>> START Materials provided

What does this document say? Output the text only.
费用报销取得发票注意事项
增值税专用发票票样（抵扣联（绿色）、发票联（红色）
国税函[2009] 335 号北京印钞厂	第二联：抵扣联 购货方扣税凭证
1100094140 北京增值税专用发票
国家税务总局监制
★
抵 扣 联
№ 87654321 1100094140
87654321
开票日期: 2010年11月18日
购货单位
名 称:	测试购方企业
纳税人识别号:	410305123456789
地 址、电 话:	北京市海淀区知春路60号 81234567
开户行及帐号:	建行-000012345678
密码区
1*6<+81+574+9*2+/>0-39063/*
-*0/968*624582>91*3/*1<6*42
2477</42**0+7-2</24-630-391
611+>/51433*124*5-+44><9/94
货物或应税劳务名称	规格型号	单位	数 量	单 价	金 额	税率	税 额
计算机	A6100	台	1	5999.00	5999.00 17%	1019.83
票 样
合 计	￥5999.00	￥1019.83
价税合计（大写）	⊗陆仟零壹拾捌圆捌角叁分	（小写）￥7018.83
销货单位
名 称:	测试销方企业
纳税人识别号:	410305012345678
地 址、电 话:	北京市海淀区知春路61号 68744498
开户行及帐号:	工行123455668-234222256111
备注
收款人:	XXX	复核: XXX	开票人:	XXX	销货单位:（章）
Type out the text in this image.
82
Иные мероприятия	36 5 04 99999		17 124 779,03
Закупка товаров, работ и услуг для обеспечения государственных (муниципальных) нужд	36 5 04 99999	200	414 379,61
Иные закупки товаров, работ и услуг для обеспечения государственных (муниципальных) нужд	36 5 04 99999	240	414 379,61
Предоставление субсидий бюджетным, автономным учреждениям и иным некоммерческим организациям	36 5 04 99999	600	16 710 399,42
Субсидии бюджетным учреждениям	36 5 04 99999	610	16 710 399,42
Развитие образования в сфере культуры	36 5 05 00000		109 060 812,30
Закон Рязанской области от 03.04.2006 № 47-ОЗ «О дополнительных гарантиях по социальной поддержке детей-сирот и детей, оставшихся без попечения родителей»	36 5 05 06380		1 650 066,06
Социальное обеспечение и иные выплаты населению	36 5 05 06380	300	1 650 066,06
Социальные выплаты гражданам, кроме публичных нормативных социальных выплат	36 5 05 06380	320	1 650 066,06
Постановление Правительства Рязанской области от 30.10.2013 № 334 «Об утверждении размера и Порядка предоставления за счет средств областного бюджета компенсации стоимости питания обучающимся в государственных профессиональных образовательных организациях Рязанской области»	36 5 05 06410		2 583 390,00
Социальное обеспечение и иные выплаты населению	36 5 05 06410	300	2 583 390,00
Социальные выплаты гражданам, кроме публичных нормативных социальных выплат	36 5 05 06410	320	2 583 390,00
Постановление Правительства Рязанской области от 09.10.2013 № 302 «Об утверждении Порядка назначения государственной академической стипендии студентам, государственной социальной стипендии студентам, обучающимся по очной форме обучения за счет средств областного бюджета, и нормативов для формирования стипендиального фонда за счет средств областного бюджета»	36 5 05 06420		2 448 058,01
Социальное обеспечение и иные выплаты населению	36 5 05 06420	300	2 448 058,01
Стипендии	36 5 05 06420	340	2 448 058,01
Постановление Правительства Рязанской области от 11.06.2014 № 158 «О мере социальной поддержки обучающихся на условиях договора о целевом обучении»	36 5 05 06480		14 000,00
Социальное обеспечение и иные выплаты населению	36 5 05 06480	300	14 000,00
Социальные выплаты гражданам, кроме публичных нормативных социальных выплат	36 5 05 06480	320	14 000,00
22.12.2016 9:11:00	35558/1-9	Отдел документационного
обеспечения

>> END Materials provided

- Challenge:
Above are the records; copy every line in them that holds the word "this".

- Full response:
What does this document say? Output the text only.
Type out the text in this image.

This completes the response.